━━ Material for this exercise ━━

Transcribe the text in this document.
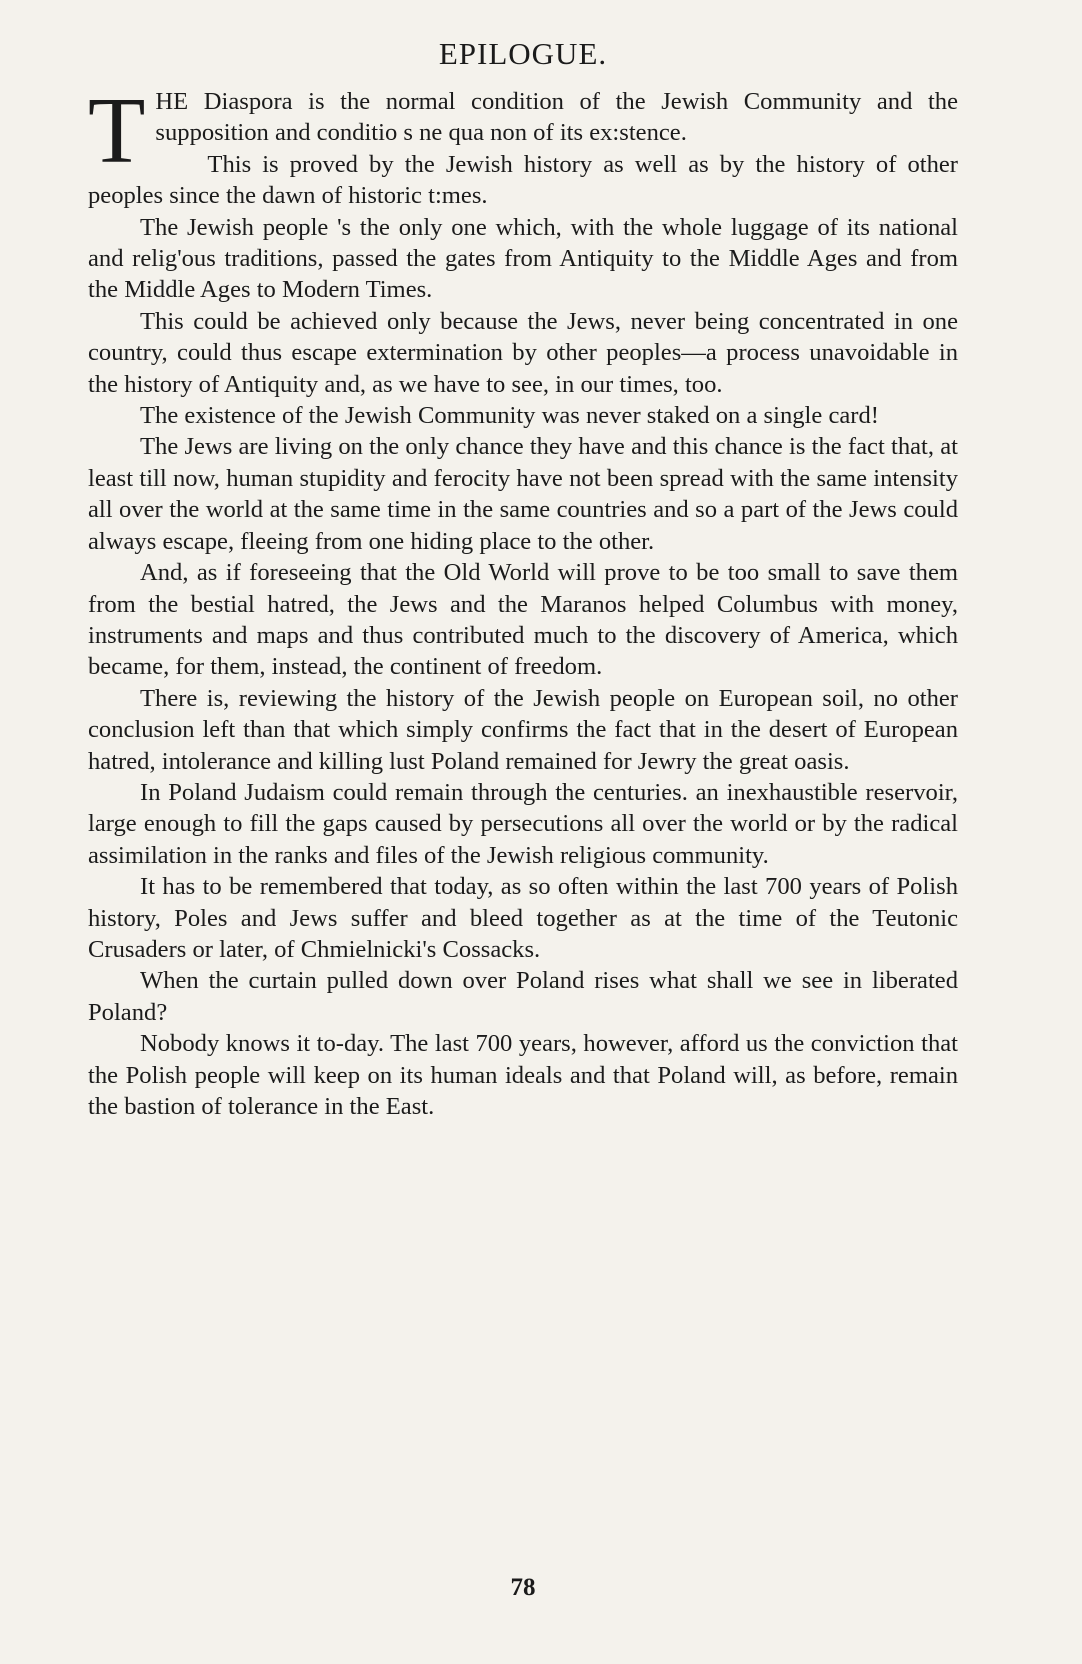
EPILOGUE.

THE Diaspora is the normal condition of the Jewish Community and the supposition and conditio s ne qua non of its ex:stence.

This is proved by the Jewish history as well as by the history of other peoples since the dawn of historic t:mes.

The Jewish people 's the only one which, with the whole luggage of its national and relig'ous traditions, passed the gates from Antiquity to the Middle Ages and from the Middle Ages to Modern Times.

This could be achieved only because the Jews, never being concentrated in one country, could thus escape extermination by other peoples—a process unavoidable in the history of Antiquity and, as we have to see, in our times, too.

The existence of the Jewish Community was never staked on a single card!

The Jews are living on the only chance they have and this chance is the fact that, at least till now, human stupidity and ferocity have not been spread with the same intensity all over the world at the same time in the same countries and so a part of the Jews could always escape, fleeing from one hiding place to the other.

And, as if foreseeing that the Old World will prove to be too small to save them from the bestial hatred, the Jews and the Maranos helped Columbus with money, instruments and maps and thus contributed much to the discovery of America, which became, for them, instead, the continent of freedom.

There is, reviewing the history of the Jewish people on European soil, no other conclusion left than that which simply confirms the fact that in the desert of European hatred, intolerance and killing lust Poland remained for Jewry the great oasis.

In Poland Judaism could remain through the centuries. an inexhaustible reservoir, large enough to fill the gaps caused by persecutions all over the world or by the radical assimilation in the ranks and files of the Jewish religious community.

It has to be remembered that today, as so often within the last 700 years of Polish history, Poles and Jews suffer and bleed together as at the time of the Teutonic Crusaders or later, of Chmielnicki's Cossacks.

When the curtain pulled down over Poland rises what shall we see in liberated Poland?

Nobody knows it to-day. The last 700 years, however, afford us the conviction that the Polish people will keep on its human ideals and that Poland will, as before, remain the bastion of tolerance in the East.

78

━━━

▸ Task requirements
Read through the data and copy every line where "will" shows up.

▸ Written solution
And, as if foreseeing that the Old World will prove to be too small to save them from the bestial hatred, the Jews and the Maranos helped Columbus with money, instruments and maps and thus contributed much to the discovery of America, which became, for them, instead, the continent of freedom.
Nobody knows it to-day. The last 700 years, however, afford us the conviction that the Polish people will keep on its human ideals and that Poland will, as before, remain the bastion of tolerance in the East.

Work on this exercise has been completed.